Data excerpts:
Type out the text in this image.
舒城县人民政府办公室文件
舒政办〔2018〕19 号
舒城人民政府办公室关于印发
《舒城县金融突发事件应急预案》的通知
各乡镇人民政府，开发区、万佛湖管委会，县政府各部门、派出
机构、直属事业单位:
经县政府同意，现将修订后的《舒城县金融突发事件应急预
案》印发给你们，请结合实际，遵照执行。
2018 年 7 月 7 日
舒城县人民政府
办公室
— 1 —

→ Exercise directions: Reproduce the listing in full. Keep it exactly as written.

→ Solution to this task:
Type out the text in this image.
舒城县人民政府办公室文件
舒政办〔2018〕19 号
舒城人民政府办公室关于印发
《舒城县金融突发事件应急预案》的通知
各乡镇人民政府，开发区、万佛湖管委会，县政府各部门、派出
机构、直属事业单位:
经县政府同意，现将修订后的《舒城县金融突发事件应急预
案》印发给你们，请结合实际，遵照执行。
2018 年 7 月 7 日
舒城县人民政府
办公室
— 1 —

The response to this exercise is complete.